### Exercise brief
Work out the number of lines with "VÀNG" in them. Reply with that number and no other words.

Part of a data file
_ _ _ _ _
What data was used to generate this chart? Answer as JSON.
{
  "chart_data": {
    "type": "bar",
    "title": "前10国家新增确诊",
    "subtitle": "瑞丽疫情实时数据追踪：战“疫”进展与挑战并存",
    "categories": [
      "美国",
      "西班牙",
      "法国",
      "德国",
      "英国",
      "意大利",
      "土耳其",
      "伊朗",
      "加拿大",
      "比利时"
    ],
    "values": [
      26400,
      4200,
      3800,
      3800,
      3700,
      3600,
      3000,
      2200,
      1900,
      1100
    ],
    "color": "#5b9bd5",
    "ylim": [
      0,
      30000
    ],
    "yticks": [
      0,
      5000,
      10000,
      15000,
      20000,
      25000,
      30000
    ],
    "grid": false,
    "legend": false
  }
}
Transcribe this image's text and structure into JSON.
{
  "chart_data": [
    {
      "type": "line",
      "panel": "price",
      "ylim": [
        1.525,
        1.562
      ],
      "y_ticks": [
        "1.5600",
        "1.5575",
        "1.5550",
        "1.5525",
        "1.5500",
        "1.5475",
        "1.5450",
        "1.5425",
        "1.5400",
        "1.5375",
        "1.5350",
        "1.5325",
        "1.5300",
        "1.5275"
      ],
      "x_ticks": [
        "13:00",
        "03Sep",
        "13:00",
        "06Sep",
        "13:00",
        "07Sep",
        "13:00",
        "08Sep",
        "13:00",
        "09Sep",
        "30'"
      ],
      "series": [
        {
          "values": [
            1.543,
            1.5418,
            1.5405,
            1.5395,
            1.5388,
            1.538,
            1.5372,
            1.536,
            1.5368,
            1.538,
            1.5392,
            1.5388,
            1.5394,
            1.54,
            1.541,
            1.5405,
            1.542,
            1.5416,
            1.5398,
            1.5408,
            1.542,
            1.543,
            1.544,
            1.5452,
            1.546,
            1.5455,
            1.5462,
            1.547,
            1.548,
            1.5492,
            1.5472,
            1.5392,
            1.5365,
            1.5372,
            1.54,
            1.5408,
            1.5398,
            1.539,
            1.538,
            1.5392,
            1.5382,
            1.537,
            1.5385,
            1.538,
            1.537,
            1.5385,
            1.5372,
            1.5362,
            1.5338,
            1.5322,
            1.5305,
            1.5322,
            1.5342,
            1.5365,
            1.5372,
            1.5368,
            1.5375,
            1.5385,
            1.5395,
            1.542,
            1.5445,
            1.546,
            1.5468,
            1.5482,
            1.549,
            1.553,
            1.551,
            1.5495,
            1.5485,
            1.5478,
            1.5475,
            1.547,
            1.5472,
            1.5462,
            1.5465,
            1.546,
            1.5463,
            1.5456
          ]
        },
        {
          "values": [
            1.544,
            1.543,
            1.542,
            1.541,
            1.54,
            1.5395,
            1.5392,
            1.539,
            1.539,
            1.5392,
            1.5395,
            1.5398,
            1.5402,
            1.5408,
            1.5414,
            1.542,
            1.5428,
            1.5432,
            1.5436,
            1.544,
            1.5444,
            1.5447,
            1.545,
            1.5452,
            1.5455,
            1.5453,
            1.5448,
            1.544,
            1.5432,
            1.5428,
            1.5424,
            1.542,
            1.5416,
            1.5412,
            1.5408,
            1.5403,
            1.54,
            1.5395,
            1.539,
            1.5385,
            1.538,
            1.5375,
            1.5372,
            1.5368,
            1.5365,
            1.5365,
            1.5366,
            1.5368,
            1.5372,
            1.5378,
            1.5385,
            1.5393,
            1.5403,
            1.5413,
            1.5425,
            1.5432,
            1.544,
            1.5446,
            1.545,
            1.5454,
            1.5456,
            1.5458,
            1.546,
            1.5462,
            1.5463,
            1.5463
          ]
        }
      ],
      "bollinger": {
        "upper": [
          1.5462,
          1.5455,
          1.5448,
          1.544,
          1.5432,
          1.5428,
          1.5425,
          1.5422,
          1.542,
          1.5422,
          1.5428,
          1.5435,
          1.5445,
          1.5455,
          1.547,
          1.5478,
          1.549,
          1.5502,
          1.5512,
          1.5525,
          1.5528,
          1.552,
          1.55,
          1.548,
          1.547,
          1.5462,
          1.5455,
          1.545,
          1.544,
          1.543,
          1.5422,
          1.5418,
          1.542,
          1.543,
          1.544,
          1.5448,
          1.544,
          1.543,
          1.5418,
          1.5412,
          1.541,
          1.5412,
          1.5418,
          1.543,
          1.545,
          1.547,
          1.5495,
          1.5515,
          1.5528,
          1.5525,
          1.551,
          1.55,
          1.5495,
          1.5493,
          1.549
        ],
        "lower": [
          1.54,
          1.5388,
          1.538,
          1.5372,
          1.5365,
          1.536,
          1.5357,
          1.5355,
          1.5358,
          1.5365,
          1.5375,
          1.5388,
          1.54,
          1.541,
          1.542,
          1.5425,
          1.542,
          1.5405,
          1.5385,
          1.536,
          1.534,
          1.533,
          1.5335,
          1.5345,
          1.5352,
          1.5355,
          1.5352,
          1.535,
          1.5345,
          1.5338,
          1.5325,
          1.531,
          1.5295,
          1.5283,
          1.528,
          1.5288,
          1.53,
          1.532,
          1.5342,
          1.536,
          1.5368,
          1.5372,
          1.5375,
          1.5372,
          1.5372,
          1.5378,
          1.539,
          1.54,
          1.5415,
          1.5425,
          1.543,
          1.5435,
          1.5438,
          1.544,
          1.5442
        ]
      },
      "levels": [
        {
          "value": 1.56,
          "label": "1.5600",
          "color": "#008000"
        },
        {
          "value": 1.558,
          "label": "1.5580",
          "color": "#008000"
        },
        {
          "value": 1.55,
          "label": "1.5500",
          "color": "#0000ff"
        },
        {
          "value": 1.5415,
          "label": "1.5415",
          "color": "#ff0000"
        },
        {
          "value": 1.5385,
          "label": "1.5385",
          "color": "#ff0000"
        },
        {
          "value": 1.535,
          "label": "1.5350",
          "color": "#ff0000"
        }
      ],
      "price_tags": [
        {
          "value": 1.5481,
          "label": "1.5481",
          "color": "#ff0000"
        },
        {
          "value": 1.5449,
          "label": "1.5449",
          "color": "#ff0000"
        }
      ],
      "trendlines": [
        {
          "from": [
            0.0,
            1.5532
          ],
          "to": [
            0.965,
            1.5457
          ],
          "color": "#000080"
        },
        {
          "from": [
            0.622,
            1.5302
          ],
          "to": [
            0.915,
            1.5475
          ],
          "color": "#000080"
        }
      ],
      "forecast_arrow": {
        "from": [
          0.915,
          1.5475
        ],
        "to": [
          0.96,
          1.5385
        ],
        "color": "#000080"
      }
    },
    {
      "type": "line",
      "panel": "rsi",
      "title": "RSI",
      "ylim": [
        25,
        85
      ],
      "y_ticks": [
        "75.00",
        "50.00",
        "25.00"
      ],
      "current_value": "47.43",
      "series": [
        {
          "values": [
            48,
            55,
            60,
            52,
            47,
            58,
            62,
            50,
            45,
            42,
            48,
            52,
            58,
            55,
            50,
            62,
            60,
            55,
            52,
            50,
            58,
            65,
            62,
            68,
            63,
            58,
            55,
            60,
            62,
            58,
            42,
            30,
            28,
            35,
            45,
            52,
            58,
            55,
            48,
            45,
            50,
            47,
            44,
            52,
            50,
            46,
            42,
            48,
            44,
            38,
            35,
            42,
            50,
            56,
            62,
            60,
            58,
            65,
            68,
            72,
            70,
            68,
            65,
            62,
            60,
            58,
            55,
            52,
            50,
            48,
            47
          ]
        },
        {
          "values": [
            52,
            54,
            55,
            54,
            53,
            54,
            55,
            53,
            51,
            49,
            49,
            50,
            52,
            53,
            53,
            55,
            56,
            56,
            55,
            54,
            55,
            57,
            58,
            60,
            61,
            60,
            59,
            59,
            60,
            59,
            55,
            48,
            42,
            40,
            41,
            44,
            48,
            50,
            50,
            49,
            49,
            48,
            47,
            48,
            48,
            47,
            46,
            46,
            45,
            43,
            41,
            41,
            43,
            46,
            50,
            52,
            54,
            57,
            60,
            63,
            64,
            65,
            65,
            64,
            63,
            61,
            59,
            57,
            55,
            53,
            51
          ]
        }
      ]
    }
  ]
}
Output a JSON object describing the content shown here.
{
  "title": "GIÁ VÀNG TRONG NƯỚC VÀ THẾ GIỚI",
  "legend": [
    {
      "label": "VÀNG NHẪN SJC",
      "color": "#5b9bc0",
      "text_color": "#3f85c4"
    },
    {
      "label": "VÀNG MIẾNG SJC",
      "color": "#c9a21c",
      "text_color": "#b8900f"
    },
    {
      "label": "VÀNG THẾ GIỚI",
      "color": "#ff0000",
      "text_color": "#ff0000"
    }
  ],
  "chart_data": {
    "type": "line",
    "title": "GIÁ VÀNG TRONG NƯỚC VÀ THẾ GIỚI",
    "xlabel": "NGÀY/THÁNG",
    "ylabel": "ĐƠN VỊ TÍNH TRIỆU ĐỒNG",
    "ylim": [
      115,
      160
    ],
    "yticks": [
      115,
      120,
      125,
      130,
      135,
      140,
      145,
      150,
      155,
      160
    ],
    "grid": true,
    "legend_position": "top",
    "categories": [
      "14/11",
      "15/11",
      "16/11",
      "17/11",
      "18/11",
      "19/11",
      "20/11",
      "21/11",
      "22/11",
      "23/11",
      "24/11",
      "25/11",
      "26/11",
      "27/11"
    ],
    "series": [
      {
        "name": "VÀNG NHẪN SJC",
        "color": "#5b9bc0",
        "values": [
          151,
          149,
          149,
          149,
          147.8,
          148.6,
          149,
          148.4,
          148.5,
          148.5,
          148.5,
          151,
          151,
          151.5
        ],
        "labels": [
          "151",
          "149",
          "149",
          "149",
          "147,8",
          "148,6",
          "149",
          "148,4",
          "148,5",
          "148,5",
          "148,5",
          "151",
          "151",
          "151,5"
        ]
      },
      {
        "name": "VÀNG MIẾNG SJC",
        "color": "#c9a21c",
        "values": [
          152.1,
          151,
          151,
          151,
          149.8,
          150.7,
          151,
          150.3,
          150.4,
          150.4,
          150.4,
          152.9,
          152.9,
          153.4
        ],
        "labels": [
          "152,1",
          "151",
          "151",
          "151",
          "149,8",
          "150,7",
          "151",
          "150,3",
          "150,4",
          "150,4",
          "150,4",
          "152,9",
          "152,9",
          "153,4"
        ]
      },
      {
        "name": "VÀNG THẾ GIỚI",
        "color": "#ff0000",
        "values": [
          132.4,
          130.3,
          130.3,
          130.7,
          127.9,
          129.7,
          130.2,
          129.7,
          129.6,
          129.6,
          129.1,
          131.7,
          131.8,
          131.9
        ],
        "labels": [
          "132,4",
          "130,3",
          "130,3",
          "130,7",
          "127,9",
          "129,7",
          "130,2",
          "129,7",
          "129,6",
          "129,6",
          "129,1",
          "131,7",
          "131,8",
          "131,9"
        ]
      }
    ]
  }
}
_ _ _ _ _
### Task solution
8